List each line of the data in which the string "common" appears.

» ENTRIES SUPPLIED
= = =

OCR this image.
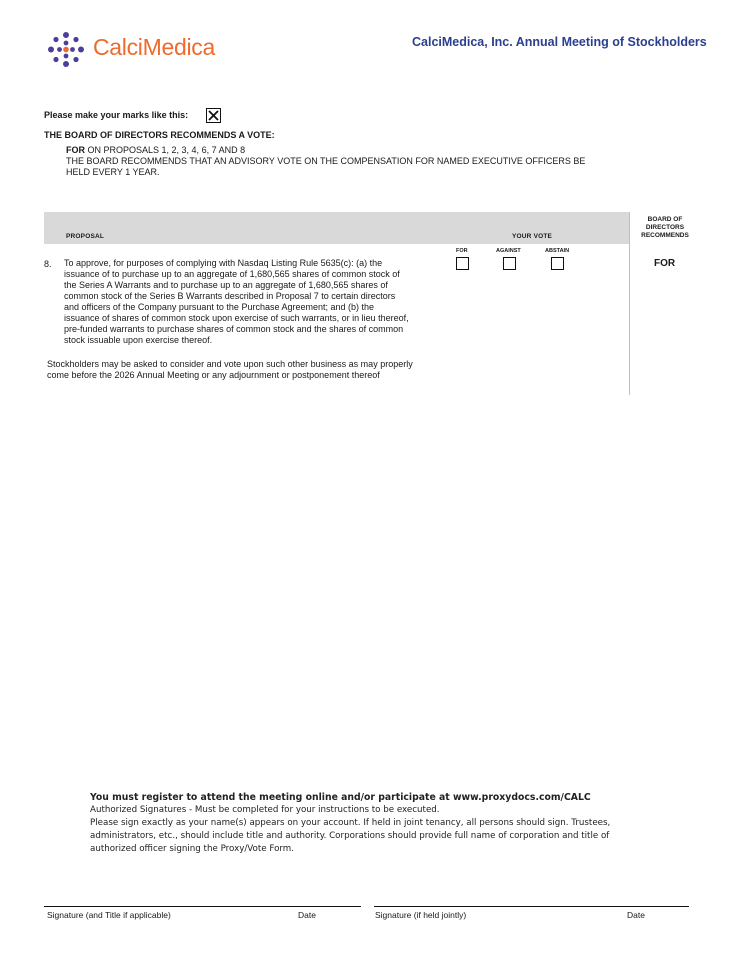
CalciMedica	CalciMedica, Inc. Annual Meeting of Stockholders
Please make your marks like this:
THE BOARD OF DIRECTORS RECOMMENDS A VOTE:
FOR ON PROPOSALS 1, 2, 3, 4, 6, 7 AND 8
THE BOARD RECOMMENDS THAT AN ADVISORY VOTE ON THE COMPENSATION FOR NAMED EXECUTIVE OFFICERS BE
HELD EVERY 1 YEAR.
PROPOSAL	YOUR VOTE
BOARD OF DIRECTORS RECOMMENDS
FOR	AGAINST	ABSTAIN
8. To approve, for purposes of complying with Nasdaq Listing Rule 5635(c): (a) the
issuance of to purchase up to an aggregate of 1,680,565 shares of common stock of
the Series A Warrants and to purchase up to an aggregate of 1,680,565 shares of
common stock of the Series B Warrants described in Proposal 7 to certain directors
and officers of the Company pursuant to the Purchase Agreement; and (b) the
issuance of shares of common stock upon exercise of such warrants, or in lieu thereof,
pre-funded warrants to purchase shares of common stock and the shares of common
stock issuable upon exercise thereof.
FOR
Stockholders may be asked to consider and vote upon such other business as may properly
come before the 2026 Annual Meeting or any adjournment or postponement thereof
You must register to attend the meeting online and/or participate at www.proxydocs.com/CALC
Authorized Signatures - Must be completed for your instructions to be executed.
Please sign exactly as your name(s) appears on your account. If held in joint tenancy, all persons should sign. Trustees,
administrators, etc., should include title and authority. Corporations should provide full name of corporation and title of
authorized officer signing the Proxy/Vote Form.
Signature (and Title if applicable)	Date	Signature (if held jointly)	Date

= = =

» EXERCISE OUTPUT
issuance of to purchase up to an aggregate of 1,680,565 shares of common stock of
common stock of the Series B Warrants described in Proposal 7 to certain directors
issuance of shares of common stock upon exercise of such warrants, or in lieu thereof,
pre-funded warrants to purchase shares of common stock and the shares of common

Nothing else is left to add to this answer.